Directions for this task » Copy out all of the records below exactly, leaving out the pictures.

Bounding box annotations
━━━━━━━━━━

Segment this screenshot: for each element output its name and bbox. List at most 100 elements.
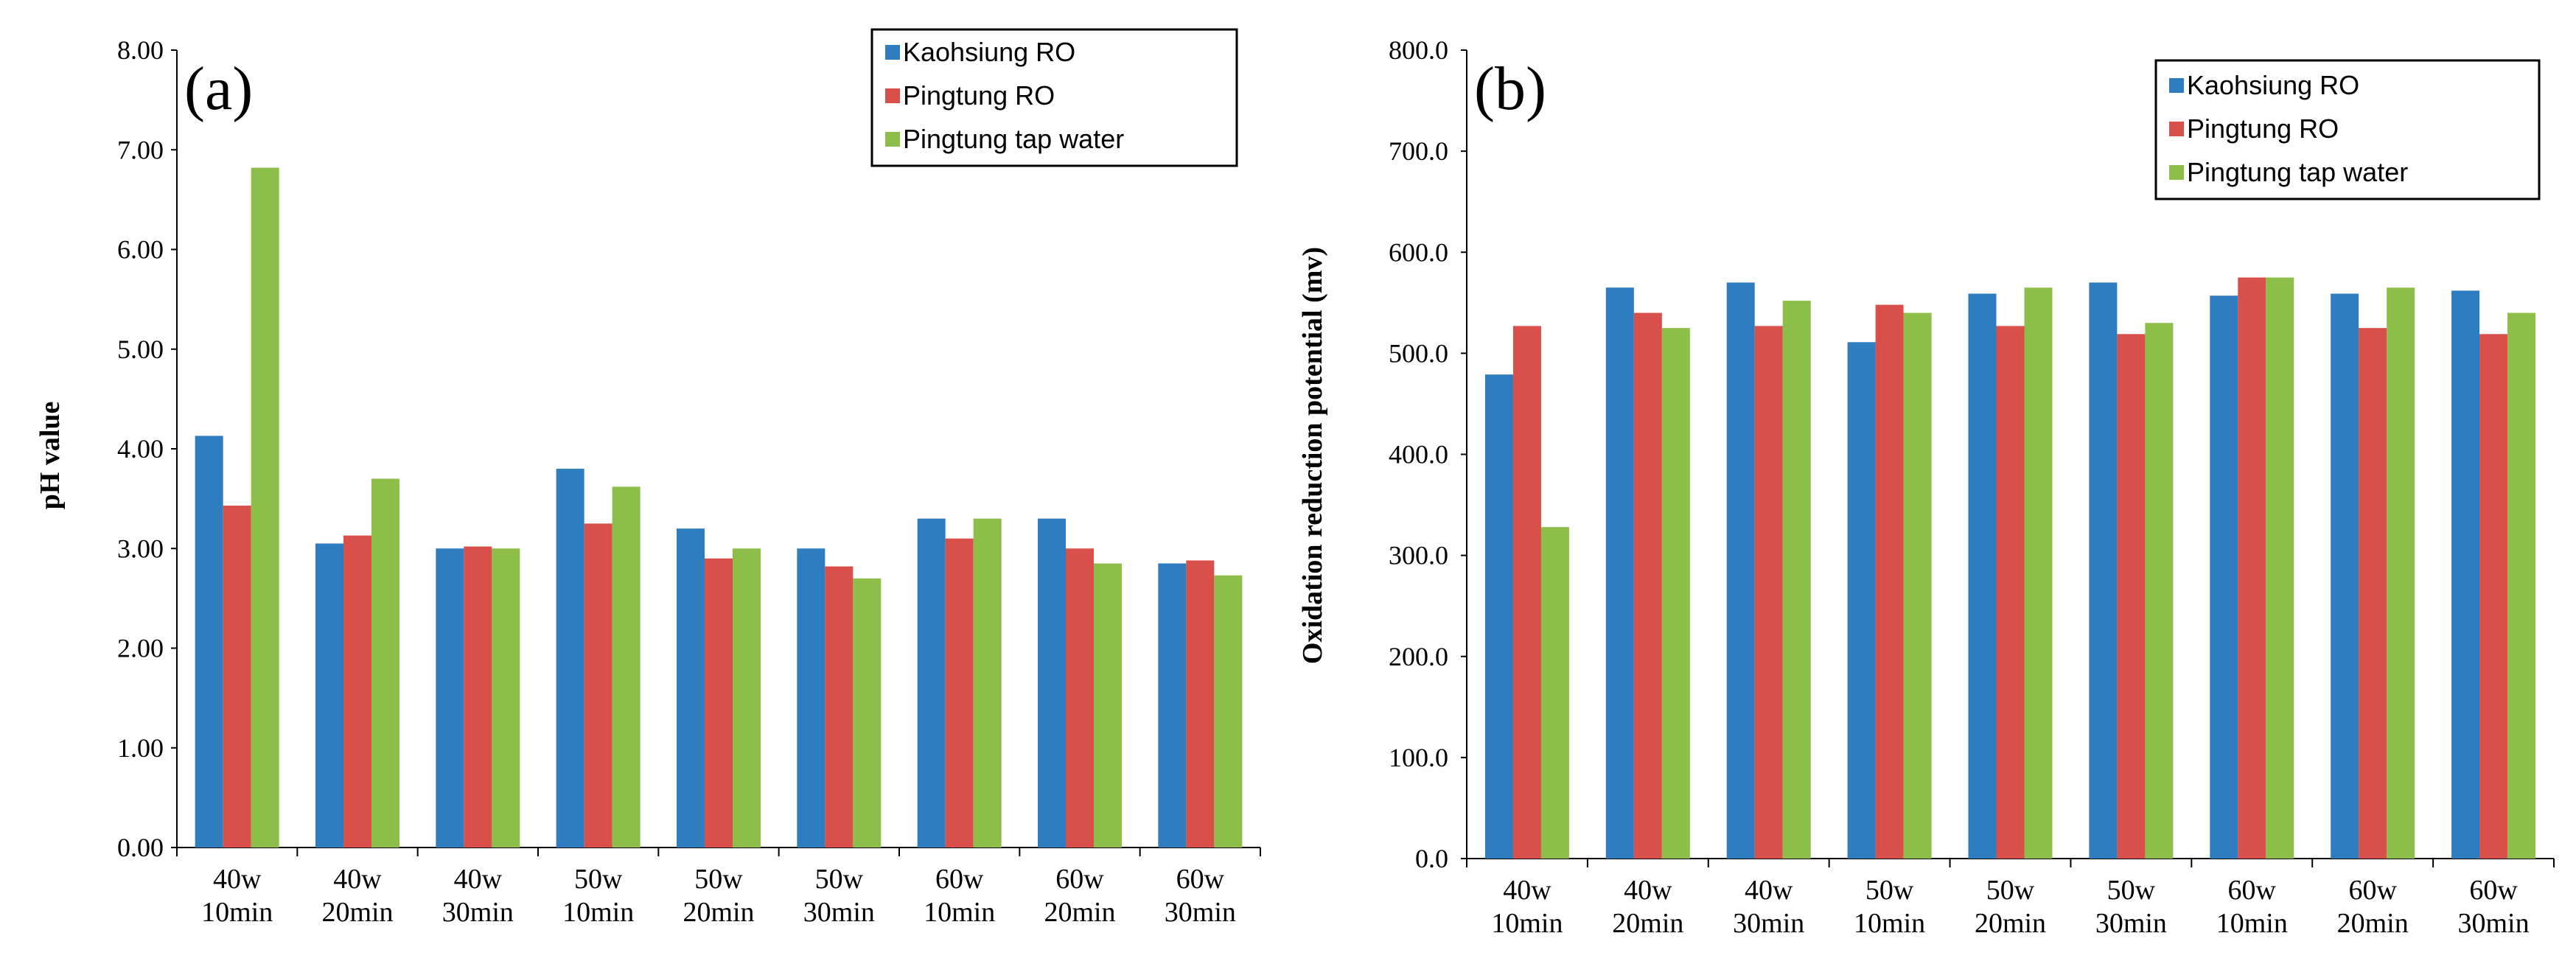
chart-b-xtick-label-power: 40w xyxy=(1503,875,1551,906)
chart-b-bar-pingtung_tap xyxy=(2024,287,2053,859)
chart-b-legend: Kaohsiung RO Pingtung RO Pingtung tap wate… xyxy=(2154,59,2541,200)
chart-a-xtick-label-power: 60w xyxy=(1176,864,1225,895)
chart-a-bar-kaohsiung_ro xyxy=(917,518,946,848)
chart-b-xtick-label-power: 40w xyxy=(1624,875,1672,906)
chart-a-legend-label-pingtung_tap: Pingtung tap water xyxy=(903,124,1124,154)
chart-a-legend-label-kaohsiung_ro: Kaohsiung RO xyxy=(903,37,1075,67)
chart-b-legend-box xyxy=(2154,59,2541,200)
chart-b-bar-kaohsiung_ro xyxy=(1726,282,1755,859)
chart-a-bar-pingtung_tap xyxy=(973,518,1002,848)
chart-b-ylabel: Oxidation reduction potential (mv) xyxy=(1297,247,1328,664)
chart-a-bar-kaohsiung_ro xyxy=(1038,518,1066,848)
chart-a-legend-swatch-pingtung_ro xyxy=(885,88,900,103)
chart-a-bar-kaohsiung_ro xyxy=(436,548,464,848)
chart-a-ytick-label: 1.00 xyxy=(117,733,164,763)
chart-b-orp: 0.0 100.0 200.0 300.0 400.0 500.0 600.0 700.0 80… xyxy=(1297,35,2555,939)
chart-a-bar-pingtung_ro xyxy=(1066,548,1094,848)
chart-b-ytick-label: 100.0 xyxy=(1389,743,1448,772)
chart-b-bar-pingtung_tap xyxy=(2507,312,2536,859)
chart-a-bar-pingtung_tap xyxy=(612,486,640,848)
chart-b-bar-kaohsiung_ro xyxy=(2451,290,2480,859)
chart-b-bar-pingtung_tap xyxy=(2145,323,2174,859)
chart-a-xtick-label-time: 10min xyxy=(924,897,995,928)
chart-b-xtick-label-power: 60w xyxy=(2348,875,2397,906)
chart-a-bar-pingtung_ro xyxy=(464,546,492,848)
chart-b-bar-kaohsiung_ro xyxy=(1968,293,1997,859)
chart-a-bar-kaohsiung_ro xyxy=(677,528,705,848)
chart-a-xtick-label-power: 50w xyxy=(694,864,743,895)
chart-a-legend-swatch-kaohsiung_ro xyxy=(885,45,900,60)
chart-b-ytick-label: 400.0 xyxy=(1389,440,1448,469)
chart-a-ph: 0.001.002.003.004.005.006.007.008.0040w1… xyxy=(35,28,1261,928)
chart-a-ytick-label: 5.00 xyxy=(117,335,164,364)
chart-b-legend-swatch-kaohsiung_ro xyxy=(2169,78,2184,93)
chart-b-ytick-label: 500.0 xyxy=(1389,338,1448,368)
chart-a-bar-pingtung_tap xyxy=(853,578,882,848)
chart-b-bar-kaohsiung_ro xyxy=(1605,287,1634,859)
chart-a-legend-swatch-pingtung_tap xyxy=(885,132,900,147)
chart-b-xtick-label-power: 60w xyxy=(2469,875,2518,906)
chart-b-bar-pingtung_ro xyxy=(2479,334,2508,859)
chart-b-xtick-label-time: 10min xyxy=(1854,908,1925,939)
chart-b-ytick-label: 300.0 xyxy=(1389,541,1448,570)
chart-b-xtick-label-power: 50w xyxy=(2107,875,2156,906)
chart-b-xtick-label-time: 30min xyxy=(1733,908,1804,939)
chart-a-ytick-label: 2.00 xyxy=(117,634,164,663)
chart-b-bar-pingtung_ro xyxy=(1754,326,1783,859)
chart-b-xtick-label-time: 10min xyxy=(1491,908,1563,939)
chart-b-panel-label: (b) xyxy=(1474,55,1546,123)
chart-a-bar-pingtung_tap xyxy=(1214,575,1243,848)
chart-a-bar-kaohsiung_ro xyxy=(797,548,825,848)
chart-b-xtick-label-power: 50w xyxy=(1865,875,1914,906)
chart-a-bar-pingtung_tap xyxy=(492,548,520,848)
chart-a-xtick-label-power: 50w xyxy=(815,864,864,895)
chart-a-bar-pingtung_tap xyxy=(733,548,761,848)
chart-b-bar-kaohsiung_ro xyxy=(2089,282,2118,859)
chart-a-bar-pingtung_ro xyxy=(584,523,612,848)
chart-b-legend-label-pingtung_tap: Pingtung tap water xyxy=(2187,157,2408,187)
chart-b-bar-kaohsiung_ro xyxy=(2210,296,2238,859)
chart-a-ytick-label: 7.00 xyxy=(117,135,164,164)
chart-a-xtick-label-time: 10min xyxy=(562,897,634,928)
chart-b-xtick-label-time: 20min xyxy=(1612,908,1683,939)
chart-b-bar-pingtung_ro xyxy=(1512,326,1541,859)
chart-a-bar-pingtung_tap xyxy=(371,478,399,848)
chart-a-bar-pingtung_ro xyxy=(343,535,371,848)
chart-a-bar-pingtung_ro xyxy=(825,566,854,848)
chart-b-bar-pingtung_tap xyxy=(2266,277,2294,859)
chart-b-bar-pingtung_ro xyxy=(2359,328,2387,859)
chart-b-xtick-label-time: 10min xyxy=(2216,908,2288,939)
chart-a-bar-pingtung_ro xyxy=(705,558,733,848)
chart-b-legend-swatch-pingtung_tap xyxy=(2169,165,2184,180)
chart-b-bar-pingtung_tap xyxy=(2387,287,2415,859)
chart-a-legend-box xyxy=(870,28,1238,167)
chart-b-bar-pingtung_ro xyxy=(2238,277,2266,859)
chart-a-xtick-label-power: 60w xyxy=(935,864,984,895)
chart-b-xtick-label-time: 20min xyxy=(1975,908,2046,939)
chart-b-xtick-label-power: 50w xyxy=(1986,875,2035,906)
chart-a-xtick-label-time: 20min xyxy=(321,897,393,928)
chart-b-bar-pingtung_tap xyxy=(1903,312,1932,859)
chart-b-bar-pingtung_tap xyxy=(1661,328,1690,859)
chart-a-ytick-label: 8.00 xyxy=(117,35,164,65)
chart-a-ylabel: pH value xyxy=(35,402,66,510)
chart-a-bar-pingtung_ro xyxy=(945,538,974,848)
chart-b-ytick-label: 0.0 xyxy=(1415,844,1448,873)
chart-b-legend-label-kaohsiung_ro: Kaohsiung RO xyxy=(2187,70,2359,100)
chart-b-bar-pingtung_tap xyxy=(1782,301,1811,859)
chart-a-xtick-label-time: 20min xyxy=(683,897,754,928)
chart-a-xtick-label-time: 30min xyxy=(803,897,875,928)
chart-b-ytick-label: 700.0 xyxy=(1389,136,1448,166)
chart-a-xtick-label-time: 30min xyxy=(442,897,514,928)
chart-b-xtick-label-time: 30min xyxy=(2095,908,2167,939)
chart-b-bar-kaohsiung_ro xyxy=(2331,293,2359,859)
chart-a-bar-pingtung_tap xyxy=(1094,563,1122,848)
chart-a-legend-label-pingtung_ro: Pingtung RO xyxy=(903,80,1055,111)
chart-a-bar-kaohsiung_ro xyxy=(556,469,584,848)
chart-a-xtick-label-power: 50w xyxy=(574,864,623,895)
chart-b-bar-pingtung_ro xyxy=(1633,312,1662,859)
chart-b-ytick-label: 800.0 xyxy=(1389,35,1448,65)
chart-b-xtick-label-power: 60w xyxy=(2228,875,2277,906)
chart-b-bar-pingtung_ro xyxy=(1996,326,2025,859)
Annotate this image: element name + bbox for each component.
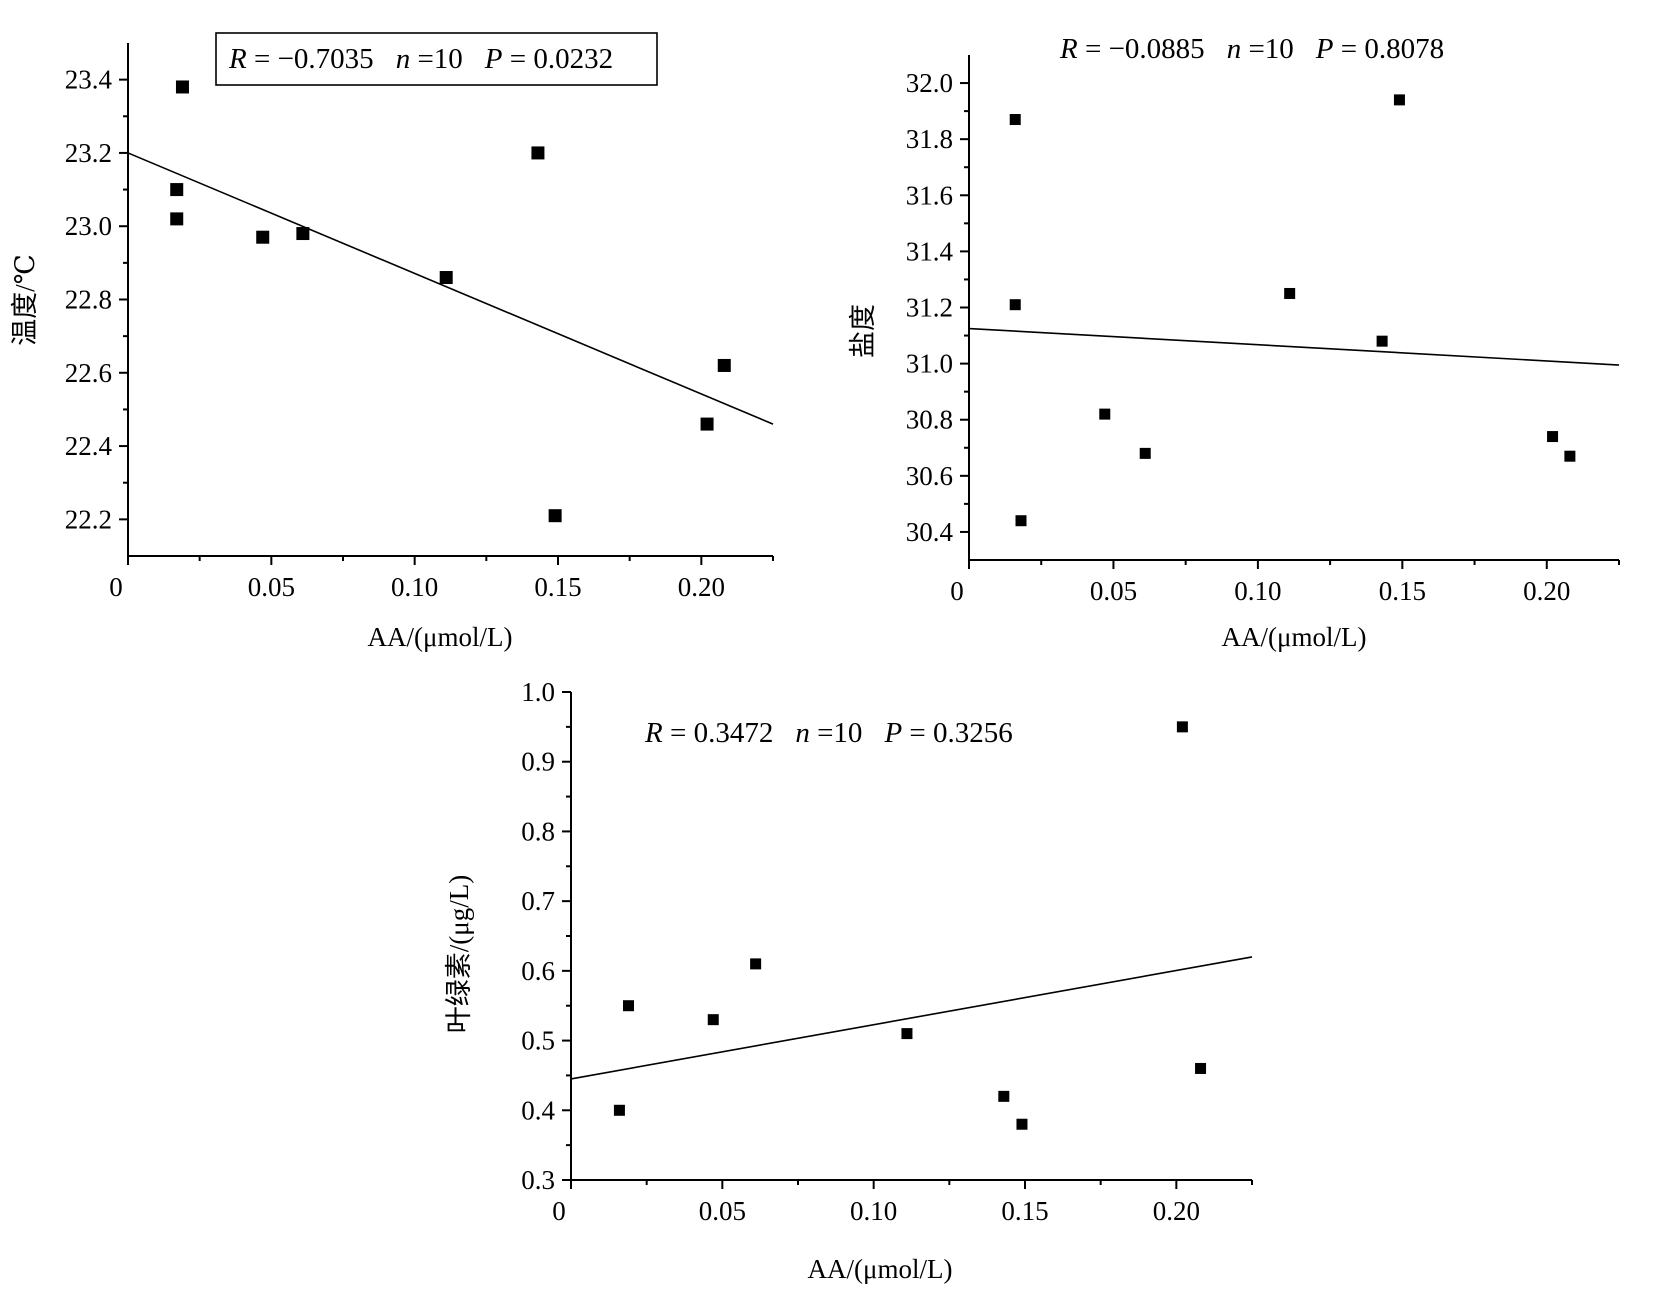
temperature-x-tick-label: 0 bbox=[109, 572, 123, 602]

━━━━━━━━━━

Solution below »
Segment this screenshot: for each element output its name and bbox. List at most 100 elements.
chart-b-xtick-label-power: 40w xyxy=(1503,875,1551,906)
chart-b-bar-pingtung_tap xyxy=(2024,287,2053,859)
chart-b-legend: Kaohsiung RO Pingtung RO Pingtung tap wate… xyxy=(2154,59,2541,200)
chart-a-xtick-label-power: 60w xyxy=(1176,864,1225,895)
chart-a-bar-kaohsiung_ro xyxy=(917,518,946,848)
chart-b-xtick-label-power: 40w xyxy=(1624,875,1672,906)
chart-a-legend-label-pingtung_tap: Pingtung tap water xyxy=(903,124,1124,154)
chart-a-legend-label-kaohsiung_ro: Kaohsiung RO xyxy=(903,37,1075,67)
chart-b-legend-box xyxy=(2154,59,2541,200)
chart-b-bar-kaohsiung_ro xyxy=(1726,282,1755,859)
chart-a-bar-pingtung_tap xyxy=(973,518,1002,848)
chart-b-ylabel: Oxidation reduction potential (mv) xyxy=(1297,247,1328,664)
chart-a-bar-kaohsiung_ro xyxy=(1038,518,1066,848)
chart-a-legend-swatch-pingtung_ro xyxy=(885,88,900,103)
chart-a-bar-kaohsiung_ro xyxy=(436,548,464,848)
chart-a-ytick-label: 1.00 xyxy=(117,733,164,763)
chart-b-orp: 0.0 100.0 200.0 300.0 400.0 500.0 600.0 700.0 80… xyxy=(1297,35,2555,939)
chart-a-bar-pingtung_ro xyxy=(1066,548,1094,848)
chart-b-ytick-label: 100.0 xyxy=(1389,743,1448,772)
chart-b-bar-pingtung_tap xyxy=(2507,312,2536,859)
chart-a-bar-pingtung_tap xyxy=(612,486,640,848)
chart-b-bar-kaohsiung_ro xyxy=(2451,290,2480,859)
chart-b-bar-pingtung_tap xyxy=(2145,323,2174,859)
chart-a-xtick-label-time: 10min xyxy=(924,897,995,928)
chart-b-xtick-label-power: 60w xyxy=(2348,875,2397,906)
chart-a-bar-pingtung_ro xyxy=(464,546,492,848)
chart-b-bar-kaohsiung_ro xyxy=(1968,293,1997,859)
chart-a-bar-kaohsiung_ro xyxy=(677,528,705,848)
chart-a-xtick-label-power: 50w xyxy=(694,864,743,895)
chart-a-legend-swatch-kaohsiung_ro xyxy=(885,45,900,60)
chart-b-ytick-label: 400.0 xyxy=(1389,440,1448,469)
chart-a-ph: 0.001.002.003.004.005.006.007.008.0040w1… xyxy=(35,28,1261,928)
chart-a-ytick-label: 5.00 xyxy=(117,335,164,364)
chart-b-legend-swatch-kaohsiung_ro xyxy=(2169,78,2184,93)
chart-b-ytick-label: 500.0 xyxy=(1389,338,1448,368)
chart-a-bar-pingtung_tap xyxy=(853,578,882,848)
chart-b-bar-kaohsiung_ro xyxy=(1605,287,1634,859)
chart-a-legend-swatch-pingtung_tap xyxy=(885,132,900,147)
chart-b-xtick-label-power: 60w xyxy=(2469,875,2518,906)
chart-b-bar-pingtung_ro xyxy=(2479,334,2508,859)
chart-b-xtick-label-time: 10min xyxy=(1854,908,1925,939)
chart-b-ytick-label: 300.0 xyxy=(1389,541,1448,570)
chart-b-xtick-label-power: 50w xyxy=(2107,875,2156,906)
chart-b-xtick-label-time: 30min xyxy=(1733,908,1804,939)
chart-a-ytick-label: 2.00 xyxy=(117,634,164,663)
chart-b-bar-pingtung_ro xyxy=(1754,326,1783,859)
chart-b-xtick-label-time: 10min xyxy=(1491,908,1563,939)
chart-b-panel-label: (b) xyxy=(1474,55,1546,123)
chart-a-bar-pingtung_tap xyxy=(1214,575,1243,848)
chart-a-bar-kaohsiung_ro xyxy=(797,548,825,848)
chart-b-xtick-label-power: 50w xyxy=(1865,875,1914,906)
chart-a-bar-pingtung_tap xyxy=(492,548,520,848)
chart-a-xtick-label-power: 50w xyxy=(815,864,864,895)
chart-a-bar-pingtung_tap xyxy=(733,548,761,848)
chart-b-bar-kaohsiung_ro xyxy=(2089,282,2118,859)
chart-a-bar-pingtung_ro xyxy=(584,523,612,848)
chart-b-legend-label-pingtung_tap: Pingtung tap water xyxy=(2187,157,2408,187)
chart-b-bar-kaohsiung_ro xyxy=(2210,296,2238,859)
chart-a-ytick-label: 7.00 xyxy=(117,135,164,164)
chart-a-xtick-label-time: 10min xyxy=(562,897,634,928)
chart-b-xtick-label-time: 20min xyxy=(1612,908,1683,939)
chart-b-bar-pingtung_ro xyxy=(1512,326,1541,859)
chart-a-bar-pingtung_tap xyxy=(371,478,399,848)
chart-a-bar-pingtung_ro xyxy=(343,535,371,848)
chart-a-bar-pingtung_ro xyxy=(825,566,854,848)
chart-b-bar-pingtung_tap xyxy=(2266,277,2294,859)
chart-b-bar-pingtung_ro xyxy=(2359,328,2387,859)
chart-b-xtick-label-time: 10min xyxy=(2216,908,2288,939)
chart-a-bar-pingtung_ro xyxy=(705,558,733,848)
chart-b-legend-swatch-pingtung_tap xyxy=(2169,165,2184,180)
chart-b-bar-pingtung_tap xyxy=(2387,287,2415,859)
chart-a-legend-box xyxy=(870,28,1238,167)
chart-b-bar-pingtung_ro xyxy=(2238,277,2266,859)
chart-a-xtick-label-power: 60w xyxy=(935,864,984,895)
chart-b-xtick-label-time: 20min xyxy=(1975,908,2046,939)
chart-b-xtick-label-power: 50w xyxy=(1986,875,2035,906)
chart-a-xtick-label-time: 20min xyxy=(321,897,393,928)
chart-b-bar-pingtung_tap xyxy=(1903,312,1932,859)
chart-b-bar-pingtung_tap xyxy=(1661,328,1690,859)
chart-a-ytick-label: 8.00 xyxy=(117,35,164,65)
chart-a-ylabel: pH value xyxy=(35,402,66,510)
chart-a-bar-pingtung_ro xyxy=(945,538,974,848)
chart-b-ytick-label: 0.0 xyxy=(1415,844,1448,873)
chart-b-legend-label-kaohsiung_ro: Kaohsiung RO xyxy=(2187,70,2359,100)
chart-b-bar-pingtung_tap xyxy=(1782,301,1811,859)
chart-a-xtick-label-time: 20min xyxy=(683,897,754,928)
chart-a-xtick-label-time: 30min xyxy=(803,897,875,928)
chart-b-ytick-label: 700.0 xyxy=(1389,136,1448,166)
chart-a-xtick-label-time: 30min xyxy=(442,897,514,928)
chart-b-xtick-label-time: 30min xyxy=(2095,908,2167,939)
chart-b-bar-kaohsiung_ro xyxy=(2331,293,2359,859)
chart-a-bar-pingtung_tap xyxy=(1094,563,1122,848)
chart-a-legend-label-pingtung_ro: Pingtung RO xyxy=(903,80,1055,111)
chart-a-bar-kaohsiung_ro xyxy=(556,469,584,848)
chart-a-xtick-label-power: 50w xyxy=(574,864,623,895)
chart-b-bar-pingtung_ro xyxy=(1633,312,1662,859)
chart-b-ytick-label: 800.0 xyxy=(1389,35,1448,65)
chart-b-xtick-label-power: 60w xyxy=(2228,875,2277,906)
chart-b-bar-pingtung_ro xyxy=(1996,326,2025,859)
Annotate this image: element name + bbox for each component.
temperature-x-tick-label: 0 bbox=[109, 572, 123, 602]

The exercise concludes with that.